WHAT YOU NEED TO DO:
Locate each line in the material below that contains the word "compound", and copy every such line.

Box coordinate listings
------------------------------

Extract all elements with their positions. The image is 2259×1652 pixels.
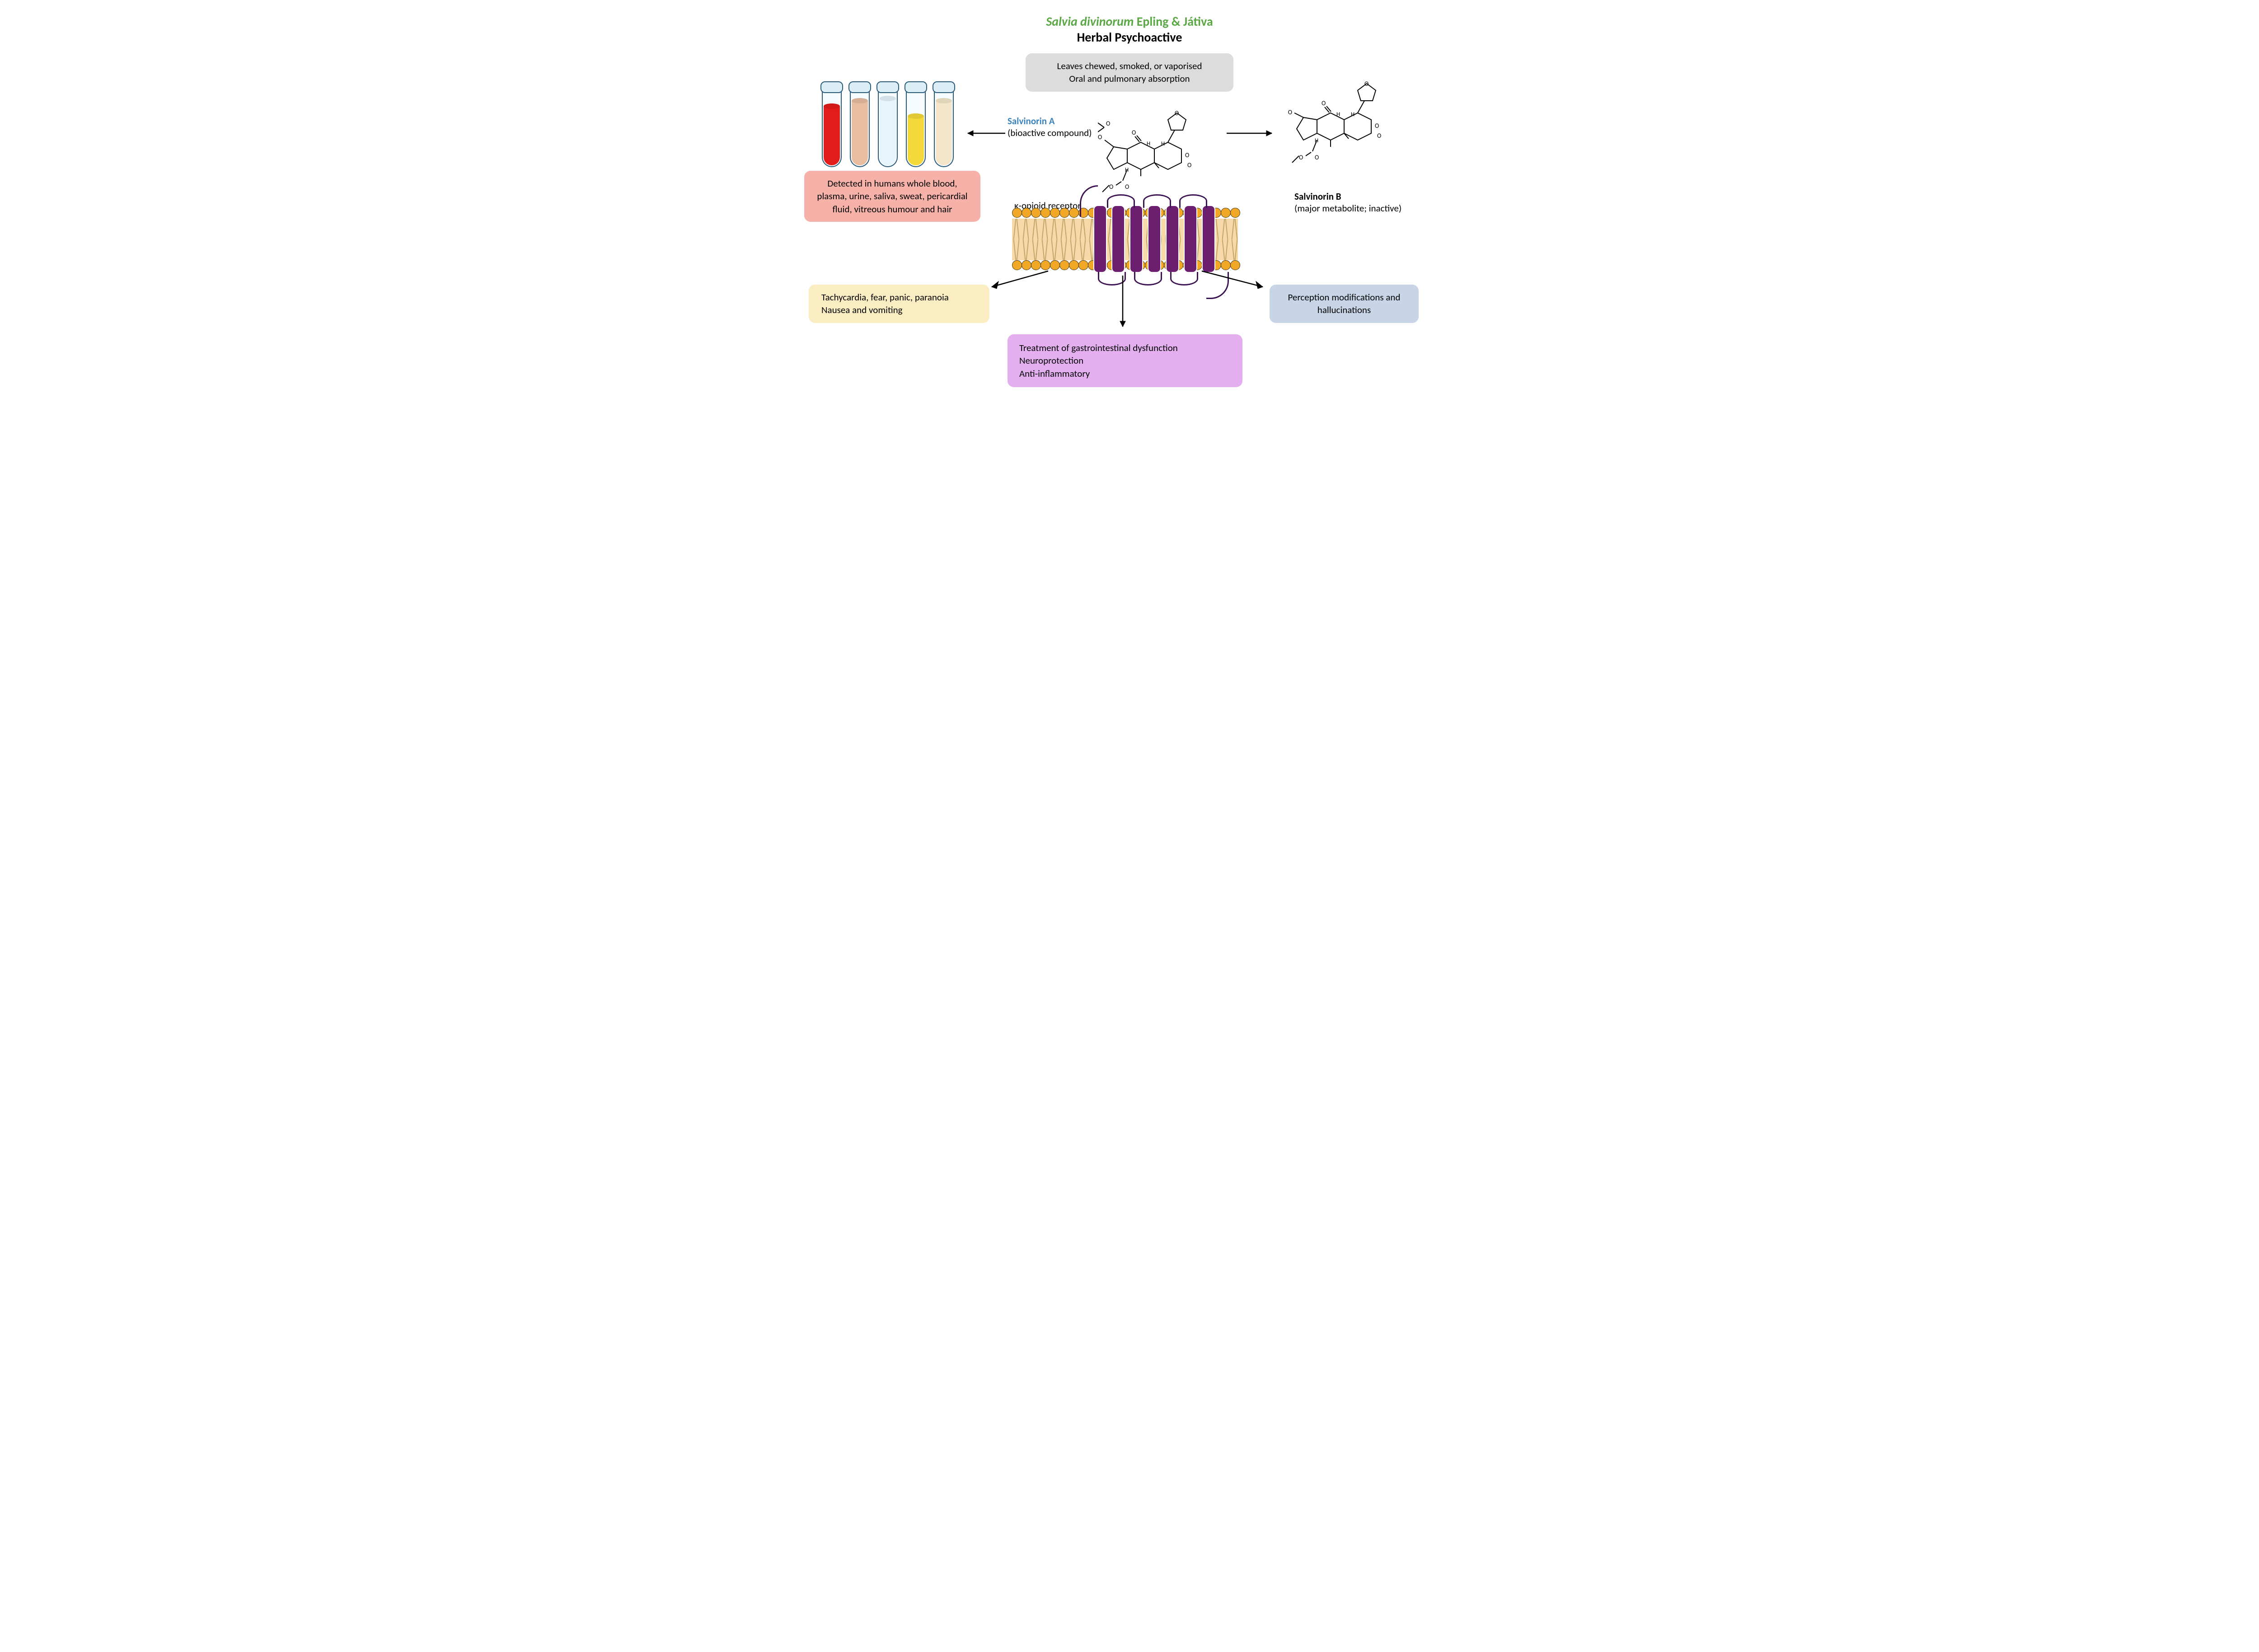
svg-text:O: O: [1098, 133, 1102, 141]
arrow-receptor-to-adverse: [985, 269, 1053, 291]
svg-text:H: H: [1161, 140, 1165, 147]
arrow-to-tubes: [962, 126, 1008, 140]
therapeutic-line3: Anti-inflammatory: [1019, 367, 1231, 380]
salvinorin-b-desc: (major metabolite; inactive): [1294, 202, 1401, 214]
membrane-receptor-icon: [1012, 208, 1238, 271]
test-tube: [850, 81, 870, 167]
test-tubes-icon: [813, 77, 962, 167]
svg-text:O: O: [1125, 183, 1129, 191]
title-subtitle: Herbal Psychoactive: [971, 29, 1288, 45]
salvinorin-b-structure-icon: O O O HO O H H H O O: [1288, 75, 1392, 187]
title-species: Salvia divinorum: [1046, 14, 1134, 29]
adverse-effects-box: Tachycardia, fear, panic, paranoia Nause…: [809, 285, 989, 323]
test-tube: [906, 81, 926, 167]
svg-text:H: H: [1351, 111, 1354, 118]
adverse-line2: Nausea and vomiting: [821, 304, 980, 316]
title-line1: Salvia divinorum Epling & Játiva: [971, 14, 1288, 29]
svg-text:H: H: [1147, 140, 1150, 147]
test-tube: [934, 81, 954, 167]
svg-text:O: O: [1375, 122, 1379, 130]
adverse-line1: Tachycardia, fear, panic, paranoia: [821, 291, 980, 304]
arrow-to-salb: [1224, 126, 1279, 140]
svg-text:O: O: [1299, 154, 1303, 161]
salvinorin-a-label: Salvinorin A (bioactive compound): [1008, 115, 1092, 139]
admin-line2: Oral and pulmonary absorption: [1036, 72, 1223, 85]
svg-text:HO: HO: [1288, 108, 1292, 116]
svg-text:O: O: [1187, 161, 1191, 169]
svg-text:O: O: [1315, 154, 1319, 161]
svg-text:H: H: [1336, 111, 1340, 118]
administration-box: Leaves chewed, smoked, or vaporised Oral…: [1026, 53, 1233, 92]
title-block: Salvia divinorum Epling & Játiva Herbal …: [971, 14, 1288, 45]
svg-text:O: O: [1322, 99, 1326, 107]
salvinorin-a-name: Salvinorin A: [1008, 115, 1055, 127]
diagram-container: Salvia divinorum Epling & Játiva Herbal …: [791, 14, 1468, 420]
title-authors: Epling & Játiva: [1134, 14, 1213, 29]
therapeutic-box: Treatment of gastrointestinal dysfunctio…: [1008, 334, 1242, 387]
perception-box: Perception modifications and hallucinati…: [1270, 285, 1419, 323]
svg-text:O: O: [1109, 183, 1113, 191]
therapeutic-line2: Neuroprotection: [1019, 354, 1231, 367]
salvinorin-b-name: Salvinorin B: [1294, 191, 1401, 202]
salvinorin-b-label: Salvinorin B (major metabolite; inactive…: [1294, 191, 1401, 214]
therapeutic-line1: Treatment of gastrointestinal dysfunctio…: [1019, 342, 1231, 354]
svg-text:O: O: [1132, 129, 1136, 136]
salvinorin-a-desc: (bioactive compound): [1008, 127, 1092, 139]
arrow-receptor-to-perception: [1197, 269, 1270, 291]
arrow-receptor-to-therapeutic: [1116, 273, 1130, 332]
svg-text:O: O: [1106, 120, 1110, 127]
test-tube: [822, 81, 842, 167]
admin-line1: Leaves chewed, smoked, or vaporised: [1036, 60, 1223, 72]
svg-text:O: O: [1175, 109, 1179, 117]
svg-text:O: O: [1185, 151, 1189, 159]
svg-text:O: O: [1377, 132, 1381, 140]
detection-box: Detected in humans whole blood, plasma, …: [804, 171, 980, 222]
svg-text:O: O: [1364, 80, 1369, 88]
test-tube: [878, 81, 898, 167]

------------------------------

OUTPUT FOR THIS TASK:
salvinorin-a-label: Salvinorin A (bioactive compound): [1008, 115, 1092, 139]
salvinorin-a-desc: (bioactive compound): [1008, 127, 1092, 139]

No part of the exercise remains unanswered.